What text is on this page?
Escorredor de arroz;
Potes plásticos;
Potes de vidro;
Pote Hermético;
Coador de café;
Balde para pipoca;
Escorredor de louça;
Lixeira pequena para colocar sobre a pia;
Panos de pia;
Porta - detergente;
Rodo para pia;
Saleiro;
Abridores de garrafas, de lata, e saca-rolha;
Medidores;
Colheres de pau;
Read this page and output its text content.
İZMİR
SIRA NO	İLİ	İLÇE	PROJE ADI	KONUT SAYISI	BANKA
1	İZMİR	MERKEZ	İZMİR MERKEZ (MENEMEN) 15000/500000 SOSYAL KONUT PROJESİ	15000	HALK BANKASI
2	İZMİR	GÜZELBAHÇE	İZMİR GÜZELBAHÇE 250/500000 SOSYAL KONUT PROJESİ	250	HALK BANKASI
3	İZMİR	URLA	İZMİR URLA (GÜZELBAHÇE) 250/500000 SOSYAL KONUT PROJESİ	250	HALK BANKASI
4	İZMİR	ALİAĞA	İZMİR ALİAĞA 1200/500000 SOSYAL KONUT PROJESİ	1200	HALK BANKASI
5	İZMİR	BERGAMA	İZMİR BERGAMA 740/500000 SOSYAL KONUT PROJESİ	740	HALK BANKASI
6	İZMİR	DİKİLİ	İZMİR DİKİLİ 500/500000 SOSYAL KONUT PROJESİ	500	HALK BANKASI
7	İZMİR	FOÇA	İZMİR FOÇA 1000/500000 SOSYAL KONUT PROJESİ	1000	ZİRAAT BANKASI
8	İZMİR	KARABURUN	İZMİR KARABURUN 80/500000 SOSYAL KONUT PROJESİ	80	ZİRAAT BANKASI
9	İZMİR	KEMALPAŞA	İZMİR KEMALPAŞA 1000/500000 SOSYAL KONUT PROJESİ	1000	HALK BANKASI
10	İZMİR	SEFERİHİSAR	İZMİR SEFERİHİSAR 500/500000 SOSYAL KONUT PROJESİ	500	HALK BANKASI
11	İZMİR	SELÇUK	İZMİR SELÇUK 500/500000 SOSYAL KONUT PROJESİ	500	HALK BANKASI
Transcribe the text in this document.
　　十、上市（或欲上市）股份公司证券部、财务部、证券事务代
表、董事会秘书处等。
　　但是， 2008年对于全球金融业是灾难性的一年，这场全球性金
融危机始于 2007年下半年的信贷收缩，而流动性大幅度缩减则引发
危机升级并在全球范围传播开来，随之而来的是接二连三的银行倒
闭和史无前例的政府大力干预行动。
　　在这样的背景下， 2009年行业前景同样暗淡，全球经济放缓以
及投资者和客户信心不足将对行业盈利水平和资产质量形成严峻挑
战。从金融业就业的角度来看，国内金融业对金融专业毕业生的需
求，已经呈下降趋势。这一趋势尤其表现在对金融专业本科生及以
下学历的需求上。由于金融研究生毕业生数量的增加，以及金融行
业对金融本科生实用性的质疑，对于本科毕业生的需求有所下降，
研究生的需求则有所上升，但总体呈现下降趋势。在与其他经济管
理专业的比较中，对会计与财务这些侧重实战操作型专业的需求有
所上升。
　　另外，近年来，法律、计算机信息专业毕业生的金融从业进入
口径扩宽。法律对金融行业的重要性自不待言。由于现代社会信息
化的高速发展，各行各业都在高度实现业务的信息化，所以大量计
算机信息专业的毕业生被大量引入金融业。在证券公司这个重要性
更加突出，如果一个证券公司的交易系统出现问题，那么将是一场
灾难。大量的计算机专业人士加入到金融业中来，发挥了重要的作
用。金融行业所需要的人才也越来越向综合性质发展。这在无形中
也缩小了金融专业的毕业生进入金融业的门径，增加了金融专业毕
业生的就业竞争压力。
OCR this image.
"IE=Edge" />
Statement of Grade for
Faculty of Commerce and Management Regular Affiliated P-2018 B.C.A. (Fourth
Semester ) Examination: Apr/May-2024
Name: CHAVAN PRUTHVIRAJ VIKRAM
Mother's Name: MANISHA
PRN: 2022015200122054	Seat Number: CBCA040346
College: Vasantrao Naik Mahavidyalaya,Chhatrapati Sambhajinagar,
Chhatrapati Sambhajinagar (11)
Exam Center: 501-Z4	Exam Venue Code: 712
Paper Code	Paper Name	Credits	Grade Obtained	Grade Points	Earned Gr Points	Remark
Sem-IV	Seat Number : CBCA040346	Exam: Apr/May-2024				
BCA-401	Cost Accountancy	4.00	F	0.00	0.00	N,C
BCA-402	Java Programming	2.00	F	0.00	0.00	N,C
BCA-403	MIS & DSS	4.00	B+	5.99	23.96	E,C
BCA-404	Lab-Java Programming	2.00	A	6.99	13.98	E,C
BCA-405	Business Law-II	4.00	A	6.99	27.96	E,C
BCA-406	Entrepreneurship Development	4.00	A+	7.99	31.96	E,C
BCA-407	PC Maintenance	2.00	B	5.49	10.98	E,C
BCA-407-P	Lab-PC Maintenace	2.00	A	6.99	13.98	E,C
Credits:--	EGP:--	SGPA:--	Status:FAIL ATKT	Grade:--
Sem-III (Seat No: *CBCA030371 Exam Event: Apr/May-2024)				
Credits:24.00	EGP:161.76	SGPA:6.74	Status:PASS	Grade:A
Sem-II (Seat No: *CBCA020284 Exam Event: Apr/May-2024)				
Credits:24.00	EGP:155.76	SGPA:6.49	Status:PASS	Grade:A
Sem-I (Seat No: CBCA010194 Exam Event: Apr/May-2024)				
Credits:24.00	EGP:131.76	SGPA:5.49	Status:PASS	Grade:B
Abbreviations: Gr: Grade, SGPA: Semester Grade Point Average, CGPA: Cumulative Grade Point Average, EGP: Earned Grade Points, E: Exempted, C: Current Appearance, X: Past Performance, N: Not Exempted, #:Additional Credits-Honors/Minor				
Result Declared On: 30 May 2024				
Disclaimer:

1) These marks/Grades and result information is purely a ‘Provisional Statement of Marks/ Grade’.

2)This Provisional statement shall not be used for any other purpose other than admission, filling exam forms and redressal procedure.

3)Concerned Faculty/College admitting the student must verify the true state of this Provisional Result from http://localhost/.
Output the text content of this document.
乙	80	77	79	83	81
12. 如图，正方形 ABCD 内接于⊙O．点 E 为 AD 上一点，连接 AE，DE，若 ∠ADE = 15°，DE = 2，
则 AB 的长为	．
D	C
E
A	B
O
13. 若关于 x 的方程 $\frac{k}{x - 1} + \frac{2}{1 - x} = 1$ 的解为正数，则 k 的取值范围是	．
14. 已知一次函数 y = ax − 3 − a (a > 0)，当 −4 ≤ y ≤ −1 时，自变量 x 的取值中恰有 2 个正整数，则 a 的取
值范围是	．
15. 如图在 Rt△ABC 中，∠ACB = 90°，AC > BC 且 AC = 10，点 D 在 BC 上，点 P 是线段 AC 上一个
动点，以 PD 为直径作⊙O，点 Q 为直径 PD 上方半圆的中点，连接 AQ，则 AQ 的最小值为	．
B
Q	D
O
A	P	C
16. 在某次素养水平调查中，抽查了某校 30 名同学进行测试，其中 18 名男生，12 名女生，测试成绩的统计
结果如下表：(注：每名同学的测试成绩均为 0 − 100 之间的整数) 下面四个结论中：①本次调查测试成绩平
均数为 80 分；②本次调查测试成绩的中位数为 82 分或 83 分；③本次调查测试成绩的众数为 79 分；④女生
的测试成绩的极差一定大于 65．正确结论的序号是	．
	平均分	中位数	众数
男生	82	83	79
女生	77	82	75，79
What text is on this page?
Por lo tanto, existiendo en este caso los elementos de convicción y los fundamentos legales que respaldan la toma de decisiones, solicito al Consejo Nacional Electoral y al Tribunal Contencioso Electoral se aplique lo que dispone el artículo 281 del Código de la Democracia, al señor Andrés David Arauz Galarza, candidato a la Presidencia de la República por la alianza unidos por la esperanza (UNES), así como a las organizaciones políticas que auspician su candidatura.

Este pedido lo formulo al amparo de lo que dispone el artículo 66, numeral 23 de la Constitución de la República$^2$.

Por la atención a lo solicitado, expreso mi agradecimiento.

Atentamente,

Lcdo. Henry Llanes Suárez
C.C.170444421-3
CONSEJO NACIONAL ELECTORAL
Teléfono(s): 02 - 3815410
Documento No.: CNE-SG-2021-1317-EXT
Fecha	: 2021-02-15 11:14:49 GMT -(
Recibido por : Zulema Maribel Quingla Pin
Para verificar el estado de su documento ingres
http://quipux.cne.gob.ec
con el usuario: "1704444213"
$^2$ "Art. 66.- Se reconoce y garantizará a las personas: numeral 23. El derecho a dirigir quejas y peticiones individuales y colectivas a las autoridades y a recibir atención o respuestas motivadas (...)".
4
------------------------------------------------------------
Exercise details –
Give only the number of lines in the material above where the string "Faculty" appears.

Completed task –
2